§ **What needs to be done**: Transcribe the material word for word, but without the images.

§ **Information provided**:
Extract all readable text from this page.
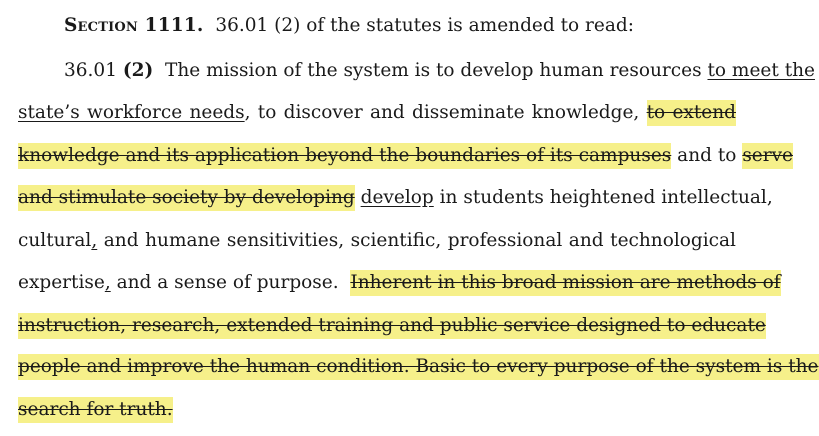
Section 1111. 36.01 (2) of the statutes is amended to read:
36.01 (2) The mission of the system is to develop human resources to meet the
state’s workforce needs, to discover and disseminate knowledge, to extend
knowledge and its application beyond the boundaries of its campuses and to serve
and stimulate society by developing develop in students heightened intellectual,
cultural, and humane sensitivities, scientific, professional and technological
expertise, and a sense of purpose. Inherent in this broad mission are methods of
instruction, research, extended training and public service designed to educate
people and improve the human condition. Basic to every purpose of the system is the
search for truth.
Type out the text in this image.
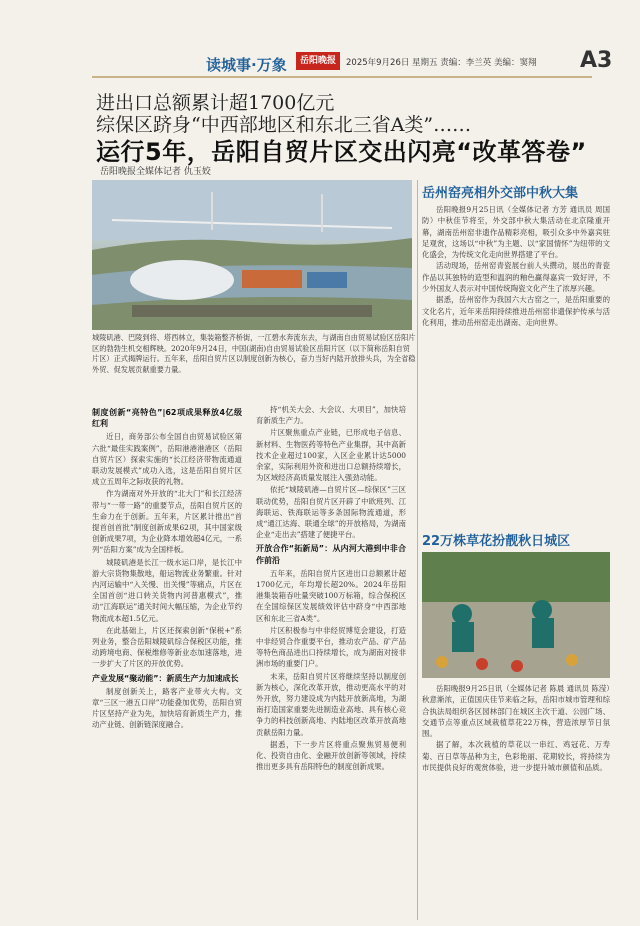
读城事·万象	岳阳晚报	2025年9月26日 星期五 责编：李兰英 美编：窦翔 A3
进出口总额累计超1700亿元
综保区跻身“中西部地区和东北三省A类”……
运行5年，岳阳自贸片区交出闪亮“改革答卷”
岳阳晚报全媒体记者 仇玉姣
城陵矶港、巴陵到将、塔西林立，集装箱整齐桥街，一江碧水奔流东去，与湖南自由贸易试验区岳阳片区的勃勃生机交相辉映。2020年9月24日，中国(湖南)自由贸易试验区岳阳片区（以下简称岳阳自贸片区）正式揭牌运行。五年来，岳阳自贸片区以制度创新为核心，奋力当好内陆开放排头兵，为全省稳外贸、促发展贡献重要力量。
制度创新“亮特色”|62项成果释放4亿级红利

近日，商务部公布全国自由贸易试验区第六批“最佳实践案例”，岳阳港港港港区（岳阳自贸片区）探索实施的“长江经济带物流通道联动发展模式”成功入选，这是岳阳自贸片区成立五周年之际收获的礼物。

作为湖南对外开放的“北大门”和长江经济带与“一带一路”的重要节点，岳阳自贸片区的生命力在于创新。五年来，片区累计推出“首提首创首批”制度创新成果62项，其中国家级创新成果7项，为企业降本增效超4亿元，一系列“岳阳方案”成为全国样板。

城陵矶港是长江一级水运口岸，是长江中游大宗货物集散地，船运物流业务繁重。针对内河运输中“入关慢、出关慢”等痛点，片区在全国首创“进口转关货物内河普惠模式”，推动“江海联运”通关时间大幅压缩，为企业节约物流成本超1.5亿元。

在此基础上，片区还探索创新“保税+”系列业务，整合岳阳城陵矶综合保税区功能，推动跨境电商、保税维修等新业态加速落地，进一步扩大了片区的开放优势。

产业发展“聚动能”：新质生产力加速成长

制度创新关上，路客产业带火大构。文章“三区一港五口岸”功能叠加优势，岳阳自贸片区坚持产业为先，加快培育新质生产力，推动产业链、创新链深度融合。

持“机关大会、大会议、大项目”，加快培育新质生产力。

片区聚焦重点产业链，已形成电子信息、新材料、生物医药等特色产业集群，其中高新技术企业超过100家，入区企业累计达5000余家，实际利用外资和进出口总额持续增长，为区域经济高质量发展注入强劲动能。

依托“城陵矶港—自贸片区—综保区”三区联动优势，岳阳自贸片区开辟了中欧班列、江海联运、铁海联运等多条国际物流通道，形成“通江达海、联通全球”的开放格局，为湖南企业“走出去”搭建了便捷平台。

开放合作“拓新局”：从内河大港到中非合作前沿

五年来，岳阳自贸片区进出口总额累计超1700亿元，年均增长超20%。2024年岳阳港集装箱吞吐量突破100万标箱，综合保税区在全国综保区发展绩效评估中跻身“中西部地区和东北三省A类”。

片区积极参与中非经贸博览会建设，打造中非经贸合作重要平台，推动农产品、矿产品等特色商品进出口持续增长，成为湖南对接非洲市场的重要门户。

未来，岳阳自贸片区将继续坚持以制度创新为核心，深化改革开放，推动更高水平的对外开放，努力建设成为内陆开放新高地，为湖南打造国家重要先进制造业高地、具有核心竞争力的科技创新高地、内陆地区改革开放高地贡献岳阳力量。

据悉，下一步片区将重点聚焦贸易便利化、投资自由化、金融开放创新等领域，持续推出更多具有岳阳特色的制度创新成果。

岳州窑亮相外交部中秋大集

岳阳晚报9月25日讯（全媒体记者 方芳 通讯员 周国防）中秋佳节将至，外交部中秋大集活动在北京隆重开幕，湖南岳州窑非遗作品精彩亮相，吸引众多中外嘉宾驻足观赏，这场以“中秋”为主题、以“家国情怀”为纽带的文化盛会，为传统文化走向世界搭建了平台。

活动现场，岳州窑青瓷展台前人头攒动，展出的青瓷作品以其独特的造型和温润的釉色赢得嘉宾一致好评，不少外国友人表示对中国传统陶瓷文化产生了浓厚兴趣。

据悉，岳州窑作为我国六大古窑之一，是岳阳重要的文化名片，近年来岳阳持续推进岳州窑非遗保护传承与活化利用，推动岳州窑走出湖南、走向世界。

22万株草花扮靓秋日城区

岳阳晚报9月25日讯（全媒体记者 陈晨 通讯员 陈滢）秋意渐浓，正值国庆佳节来临之际，岳阳市城市管理和综合执法局组织各区园林部门在城区主次干道、公园广场、交通节点等重点区域栽植草花22万株，营造浓厚节日氛围。

据了解，本次栽植的草花以一串红、鸡冠花、万寿菊、百日草等品种为主，色彩艳丽、花期较长，将持续为市民提供良好的观赏体验，进一步提升城市颜值和品质。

§ **Task answer**:
Extract all readable text from this page.
Section 1111. 36.01 (2) of the statutes is amended to read:
36.01 (2) The mission of the system is to develop human resources to meet the
state’s workforce needs, to discover and disseminate knowledge, to extend
knowledge and its application beyond the boundaries of its campuses and to serve
and stimulate society by developing develop in students heightened intellectual,
cultural, and humane sensitivities, scientific, professional and technological
expertise, and a sense of purpose. Inherent in this broad mission are methods of
instruction, research, extended training and public service designed to educate
people and improve the human condition. Basic to every purpose of the system is the
search for truth.
Type out the text in this image.
读城事·万象	岳阳晚报	2025年9月26日 星期五 责编：李兰英 美编：窦翔 A3
进出口总额累计超1700亿元
综保区跻身“中西部地区和东北三省A类”……
运行5年，岳阳自贸片区交出闪亮“改革答卷”
岳阳晚报全媒体记者 仇玉姣
城陵矶港、巴陵到将、塔西林立，集装箱整齐桥街，一江碧水奔流东去，与湖南自由贸易试验区岳阳片区的勃勃生机交相辉映。2020年9月24日，中国(湖南)自由贸易试验区岳阳片区（以下简称岳阳自贸片区）正式揭牌运行。五年来，岳阳自贸片区以制度创新为核心，奋力当好内陆开放排头兵，为全省稳外贸、促发展贡献重要力量。
制度创新“亮特色”|62项成果释放4亿级红利

近日，商务部公布全国自由贸易试验区第六批“最佳实践案例”，岳阳港港港港区（岳阳自贸片区）探索实施的“长江经济带物流通道联动发展模式”成功入选，这是岳阳自贸片区成立五周年之际收获的礼物。

作为湖南对外开放的“北大门”和长江经济带与“一带一路”的重要节点，岳阳自贸片区的生命力在于创新。五年来，片区累计推出“首提首创首批”制度创新成果62项，其中国家级创新成果7项，为企业降本增效超4亿元，一系列“岳阳方案”成为全国样板。

城陵矶港是长江一级水运口岸，是长江中游大宗货物集散地，船运物流业务繁重。针对内河运输中“入关慢、出关慢”等痛点，片区在全国首创“进口转关货物内河普惠模式”，推动“江海联运”通关时间大幅压缩，为企业节约物流成本超1.5亿元。

在此基础上，片区还探索创新“保税+”系列业务，整合岳阳城陵矶综合保税区功能，推动跨境电商、保税维修等新业态加速落地，进一步扩大了片区的开放优势。

产业发展“聚动能”：新质生产力加速成长

制度创新关上，路客产业带火大构。文章“三区一港五口岸”功能叠加优势，岳阳自贸片区坚持产业为先，加快培育新质生产力，推动产业链、创新链深度融合。

持“机关大会、大会议、大项目”，加快培育新质生产力。

片区聚焦重点产业链，已形成电子信息、新材料、生物医药等特色产业集群，其中高新技术企业超过100家，入区企业累计达5000余家，实际利用外资和进出口总额持续增长，为区域经济高质量发展注入强劲动能。

依托“城陵矶港—自贸片区—综保区”三区联动优势，岳阳自贸片区开辟了中欧班列、江海联运、铁海联运等多条国际物流通道，形成“通江达海、联通全球”的开放格局，为湖南企业“走出去”搭建了便捷平台。

开放合作“拓新局”：从内河大港到中非合作前沿

五年来，岳阳自贸片区进出口总额累计超1700亿元，年均增长超20%。2024年岳阳港集装箱吞吐量突破100万标箱，综合保税区在全国综保区发展绩效评估中跻身“中西部地区和东北三省A类”。

片区积极参与中非经贸博览会建设，打造中非经贸合作重要平台，推动农产品、矿产品等特色商品进出口持续增长，成为湖南对接非洲市场的重要门户。

未来，岳阳自贸片区将继续坚持以制度创新为核心，深化改革开放，推动更高水平的对外开放，努力建设成为内陆开放新高地，为湖南打造国家重要先进制造业高地、具有核心竞争力的科技创新高地、内陆地区改革开放高地贡献岳阳力量。

据悉，下一步片区将重点聚焦贸易便利化、投资自由化、金融开放创新等领域，持续推出更多具有岳阳特色的制度创新成果。

岳州窑亮相外交部中秋大集

岳阳晚报9月25日讯（全媒体记者 方芳 通讯员 周国防）中秋佳节将至，外交部中秋大集活动在北京隆重开幕，湖南岳州窑非遗作品精彩亮相，吸引众多中外嘉宾驻足观赏，这场以“中秋”为主题、以“家国情怀”为纽带的文化盛会，为传统文化走向世界搭建了平台。

活动现场，岳州窑青瓷展台前人头攒动，展出的青瓷作品以其独特的造型和温润的釉色赢得嘉宾一致好评，不少外国友人表示对中国传统陶瓷文化产生了浓厚兴趣。

据悉，岳州窑作为我国六大古窑之一，是岳阳重要的文化名片，近年来岳阳持续推进岳州窑非遗保护传承与活化利用，推动岳州窑走出湖南、走向世界。

22万株草花扮靓秋日城区

岳阳晚报9月25日讯（全媒体记者 陈晨 通讯员 陈滢）秋意渐浓，正值国庆佳节来临之际，岳阳市城市管理和综合执法局组织各区园林部门在城区主次干道、公园广场、交通节点等重点区域栽植草花22万株，营造浓厚节日氛围。

据了解，本次栽植的草花以一串红、鸡冠花、万寿菊、百日草等品种为主，色彩艳丽、花期较长，将持续为市民提供良好的观赏体验，进一步提升城市颜值和品质。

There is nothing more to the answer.